Saved entries
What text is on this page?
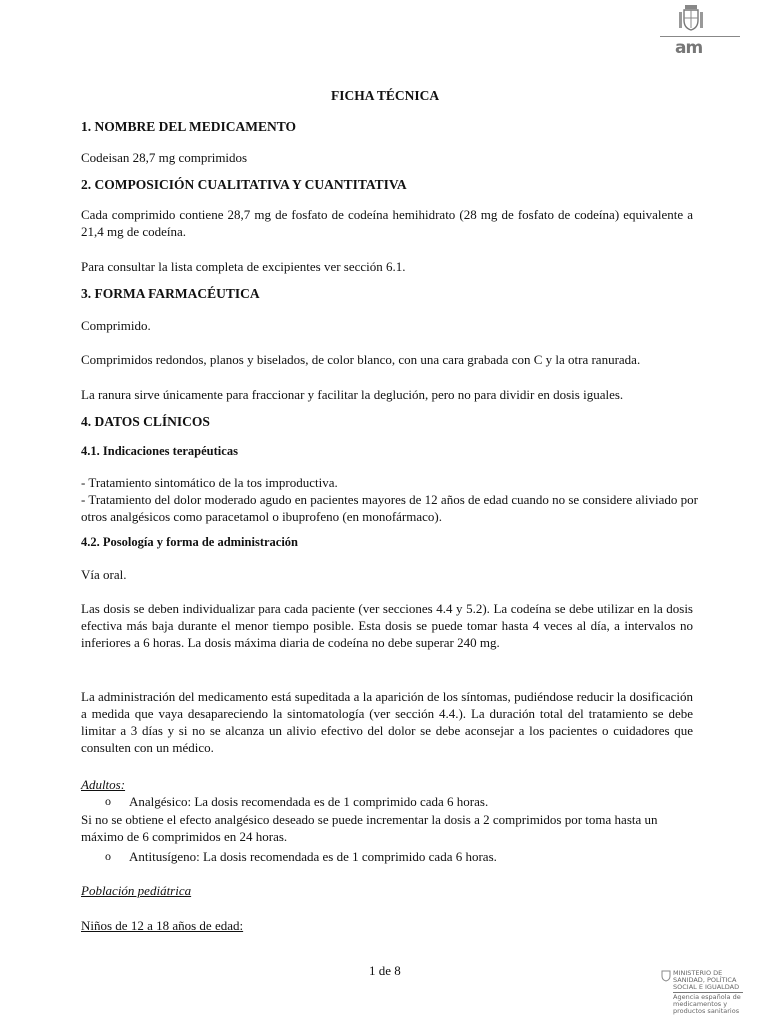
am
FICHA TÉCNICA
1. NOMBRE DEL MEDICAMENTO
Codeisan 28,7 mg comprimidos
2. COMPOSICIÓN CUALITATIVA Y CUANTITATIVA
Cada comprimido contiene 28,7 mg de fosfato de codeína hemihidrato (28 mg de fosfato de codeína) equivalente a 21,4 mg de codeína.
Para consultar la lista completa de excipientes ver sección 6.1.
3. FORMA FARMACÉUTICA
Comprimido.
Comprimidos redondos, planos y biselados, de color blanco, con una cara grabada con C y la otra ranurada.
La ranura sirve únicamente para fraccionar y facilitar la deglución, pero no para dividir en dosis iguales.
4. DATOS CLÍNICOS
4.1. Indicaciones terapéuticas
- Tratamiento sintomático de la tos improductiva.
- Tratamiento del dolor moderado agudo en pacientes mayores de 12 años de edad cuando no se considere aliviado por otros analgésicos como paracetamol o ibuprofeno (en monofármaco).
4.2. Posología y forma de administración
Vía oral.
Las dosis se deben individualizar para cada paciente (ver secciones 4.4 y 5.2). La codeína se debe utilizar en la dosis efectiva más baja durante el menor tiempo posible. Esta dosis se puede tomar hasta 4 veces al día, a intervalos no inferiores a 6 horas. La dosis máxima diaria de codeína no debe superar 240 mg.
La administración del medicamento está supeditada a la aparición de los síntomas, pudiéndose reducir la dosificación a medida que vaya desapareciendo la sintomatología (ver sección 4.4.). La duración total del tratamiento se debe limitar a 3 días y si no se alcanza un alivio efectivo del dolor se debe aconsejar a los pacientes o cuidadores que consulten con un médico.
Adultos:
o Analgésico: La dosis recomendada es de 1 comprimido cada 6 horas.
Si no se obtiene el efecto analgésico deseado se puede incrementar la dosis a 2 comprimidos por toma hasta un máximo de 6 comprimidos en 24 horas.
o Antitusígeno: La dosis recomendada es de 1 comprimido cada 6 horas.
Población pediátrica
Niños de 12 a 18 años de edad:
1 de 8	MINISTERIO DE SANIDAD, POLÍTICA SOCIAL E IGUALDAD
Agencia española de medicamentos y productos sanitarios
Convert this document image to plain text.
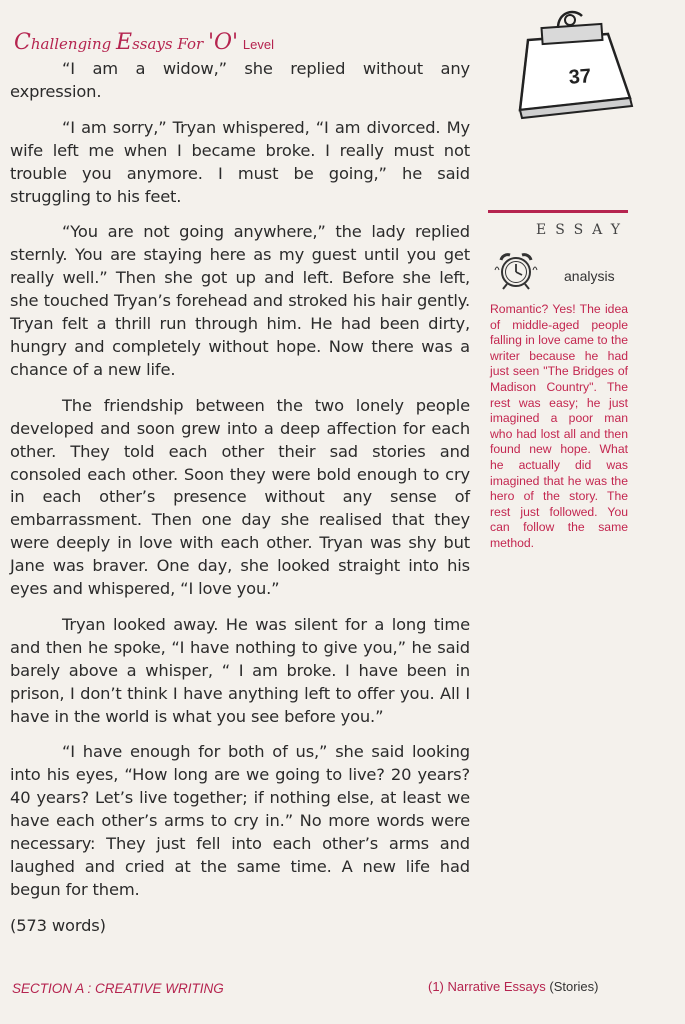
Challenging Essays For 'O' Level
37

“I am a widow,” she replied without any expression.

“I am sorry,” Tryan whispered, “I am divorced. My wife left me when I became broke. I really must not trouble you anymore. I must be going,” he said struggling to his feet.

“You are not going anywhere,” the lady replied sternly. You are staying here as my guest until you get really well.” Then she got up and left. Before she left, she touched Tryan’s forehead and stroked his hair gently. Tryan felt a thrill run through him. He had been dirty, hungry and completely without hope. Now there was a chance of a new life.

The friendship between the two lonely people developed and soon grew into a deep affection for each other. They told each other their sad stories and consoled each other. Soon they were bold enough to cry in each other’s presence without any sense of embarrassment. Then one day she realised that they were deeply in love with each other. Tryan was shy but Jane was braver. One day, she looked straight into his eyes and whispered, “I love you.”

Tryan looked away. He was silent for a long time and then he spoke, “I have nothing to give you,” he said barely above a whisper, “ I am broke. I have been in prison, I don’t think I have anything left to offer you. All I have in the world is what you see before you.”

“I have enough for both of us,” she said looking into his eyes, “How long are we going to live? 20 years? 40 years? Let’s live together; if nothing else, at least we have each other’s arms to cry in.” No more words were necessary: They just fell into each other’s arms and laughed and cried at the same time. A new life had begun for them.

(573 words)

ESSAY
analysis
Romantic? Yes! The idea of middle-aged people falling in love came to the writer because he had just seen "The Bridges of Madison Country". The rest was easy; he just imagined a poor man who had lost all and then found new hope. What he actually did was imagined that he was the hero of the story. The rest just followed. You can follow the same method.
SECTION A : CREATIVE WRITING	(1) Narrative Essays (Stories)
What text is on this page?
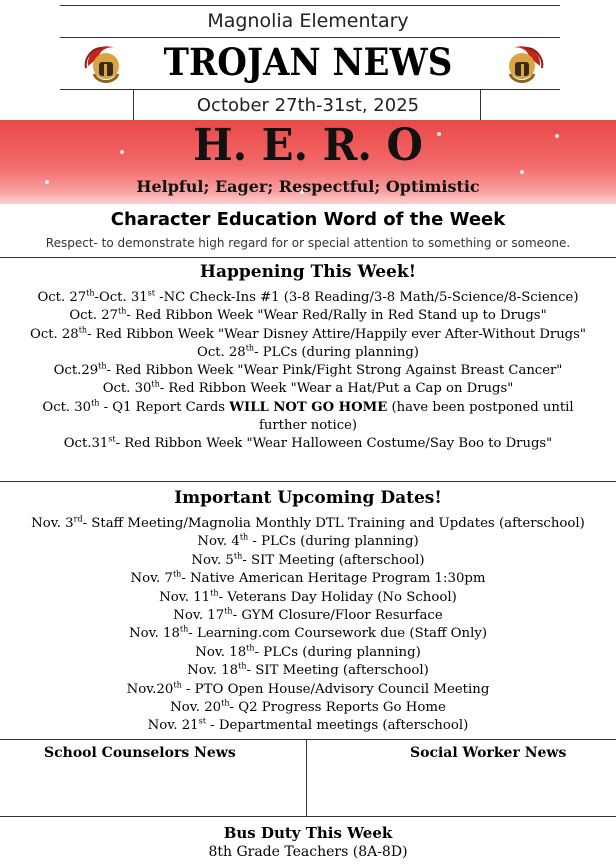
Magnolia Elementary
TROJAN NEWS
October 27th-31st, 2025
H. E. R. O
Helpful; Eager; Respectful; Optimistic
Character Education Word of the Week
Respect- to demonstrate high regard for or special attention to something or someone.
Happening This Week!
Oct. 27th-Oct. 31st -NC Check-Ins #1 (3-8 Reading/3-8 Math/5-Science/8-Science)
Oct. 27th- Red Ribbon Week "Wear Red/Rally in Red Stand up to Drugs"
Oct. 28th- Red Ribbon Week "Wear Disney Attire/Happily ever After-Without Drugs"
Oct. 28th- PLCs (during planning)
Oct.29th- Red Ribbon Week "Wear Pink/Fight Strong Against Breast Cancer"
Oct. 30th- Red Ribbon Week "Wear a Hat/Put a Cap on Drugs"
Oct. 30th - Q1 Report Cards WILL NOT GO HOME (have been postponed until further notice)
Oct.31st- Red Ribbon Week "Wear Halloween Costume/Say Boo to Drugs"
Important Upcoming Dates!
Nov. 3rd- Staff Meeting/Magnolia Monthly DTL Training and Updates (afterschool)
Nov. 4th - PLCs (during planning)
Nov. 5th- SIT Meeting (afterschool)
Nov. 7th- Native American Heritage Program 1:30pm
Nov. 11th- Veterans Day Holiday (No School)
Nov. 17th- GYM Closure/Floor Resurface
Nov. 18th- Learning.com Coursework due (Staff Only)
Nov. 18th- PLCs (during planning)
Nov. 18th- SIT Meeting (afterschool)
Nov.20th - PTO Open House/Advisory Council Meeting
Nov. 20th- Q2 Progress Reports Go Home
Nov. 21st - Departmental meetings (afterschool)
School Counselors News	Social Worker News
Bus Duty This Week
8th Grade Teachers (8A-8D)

Task prompt:
Omit every picture, then repeat the remaining data exactly as it appears above.

Exercise solution:
What text is on this page?
am
FICHA TÉCNICA
1. NOMBRE DEL MEDICAMENTO
Codeisan 28,7 mg comprimidos
2. COMPOSICIÓN CUALITATIVA Y CUANTITATIVA
Cada comprimido contiene 28,7 mg de fosfato de codeína hemihidrato (28 mg de fosfato de codeína) equivalente a 21,4 mg de codeína.
Para consultar la lista completa de excipientes ver sección 6.1.
3. FORMA FARMACÉUTICA
Comprimido.
Comprimidos redondos, planos y biselados, de color blanco, con una cara grabada con C y la otra ranurada.
La ranura sirve únicamente para fraccionar y facilitar la deglución, pero no para dividir en dosis iguales.
4. DATOS CLÍNICOS
4.1. Indicaciones terapéuticas
- Tratamiento sintomático de la tos improductiva.
- Tratamiento del dolor moderado agudo en pacientes mayores de 12 años de edad cuando no se considere aliviado por otros analgésicos como paracetamol o ibuprofeno (en monofármaco).
4.2. Posología y forma de administración
Vía oral.
Las dosis se deben individualizar para cada paciente (ver secciones 4.4 y 5.2). La codeína se debe utilizar en la dosis efectiva más baja durante el menor tiempo posible. Esta dosis se puede tomar hasta 4 veces al día, a intervalos no inferiores a 6 horas. La dosis máxima diaria de codeína no debe superar 240 mg.
La administración del medicamento está supeditada a la aparición de los síntomas, pudiéndose reducir la dosificación a medida que vaya desapareciendo la sintomatología (ver sección 4.4.). La duración total del tratamiento se debe limitar a 3 días y si no se alcanza un alivio efectivo del dolor se debe aconsejar a los pacientes o cuidadores que consulten con un médico.
Adultos:
o Analgésico: La dosis recomendada es de 1 comprimido cada 6 horas.
Si no se obtiene el efecto analgésico deseado se puede incrementar la dosis a 2 comprimidos por toma hasta un máximo de 6 comprimidos en 24 horas.
o Antitusígeno: La dosis recomendada es de 1 comprimido cada 6 horas.
Población pediátrica
Niños de 12 a 18 años de edad:
1 de 8	MINISTERIO DE SANIDAD, POLÍTICA SOCIAL E IGUALDAD
Agencia española de medicamentos y productos sanitarios
Convert this document image to plain text.
Challenging Essays For 'O' Level
37

“I am a widow,” she replied without any expression.

“I am sorry,” Tryan whispered, “I am divorced. My wife left me when I became broke. I really must not trouble you anymore. I must be going,” he said struggling to his feet.

“You are not going anywhere,” the lady replied sternly. You are staying here as my guest until you get really well.” Then she got up and left. Before she left, she touched Tryan’s forehead and stroked his hair gently. Tryan felt a thrill run through him. He had been dirty, hungry and completely without hope. Now there was a chance of a new life.

The friendship between the two lonely people developed and soon grew into a deep affection for each other. They told each other their sad stories and consoled each other. Soon they were bold enough to cry in each other’s presence without any sense of embarrassment. Then one day she realised that they were deeply in love with each other. Tryan was shy but Jane was braver. One day, she looked straight into his eyes and whispered, “I love you.”

Tryan looked away. He was silent for a long time and then he spoke, “I have nothing to give you,” he said barely above a whisper, “ I am broke. I have been in prison, I don’t think I have anything left to offer you. All I have in the world is what you see before you.”

“I have enough for both of us,” she said looking into his eyes, “How long are we going to live? 20 years? 40 years? Let’s live together; if nothing else, at least we have each other’s arms to cry in.” No more words were necessary: They just fell into each other’s arms and laughed and cried at the same time. A new life had begun for them.

(573 words)

ESSAY
analysis
Romantic? Yes! The idea of middle-aged people falling in love came to the writer because he had just seen "The Bridges of Madison Country". The rest was easy; he just imagined a poor man who had lost all and then found new hope. What he actually did was imagined that he was the hero of the story. The rest just followed. You can follow the same method.
SECTION A : CREATIVE WRITING	(1) Narrative Essays (Stories)
What text is on this page?
Magnolia Elementary
TROJAN NEWS
October 27th-31st, 2025
H. E. R. O
Helpful; Eager; Respectful; Optimistic
Character Education Word of the Week
Respect- to demonstrate high regard for or special attention to something or someone.
Happening This Week!
Oct. 27th-Oct. 31st -NC Check-Ins #1 (3-8 Reading/3-8 Math/5-Science/8-Science)
Oct. 27th- Red Ribbon Week "Wear Red/Rally in Red Stand up to Drugs"
Oct. 28th- Red Ribbon Week "Wear Disney Attire/Happily ever After-Without Drugs"
Oct. 28th- PLCs (during planning)
Oct.29th- Red Ribbon Week "Wear Pink/Fight Strong Against Breast Cancer"
Oct. 30th- Red Ribbon Week "Wear a Hat/Put a Cap on Drugs"
Oct. 30th - Q1 Report Cards WILL NOT GO HOME (have been postponed until further notice)
Oct.31st- Red Ribbon Week "Wear Halloween Costume/Say Boo to Drugs"
Important Upcoming Dates!
Nov. 3rd- Staff Meeting/Magnolia Monthly DTL Training and Updates (afterschool)
Nov. 4th - PLCs (during planning)
Nov. 5th- SIT Meeting (afterschool)
Nov. 7th- Native American Heritage Program 1:30pm
Nov. 11th- Veterans Day Holiday (No School)
Nov. 17th- GYM Closure/Floor Resurface
Nov. 18th- Learning.com Coursework due (Staff Only)
Nov. 18th- PLCs (during planning)
Nov. 18th- SIT Meeting (afterschool)
Nov.20th - PTO Open House/Advisory Council Meeting
Nov. 20th- Q2 Progress Reports Go Home
Nov. 21st - Departmental meetings (afterschool)
School Counselors News	Social Worker News
Bus Duty This Week
8th Grade Teachers (8A-8D)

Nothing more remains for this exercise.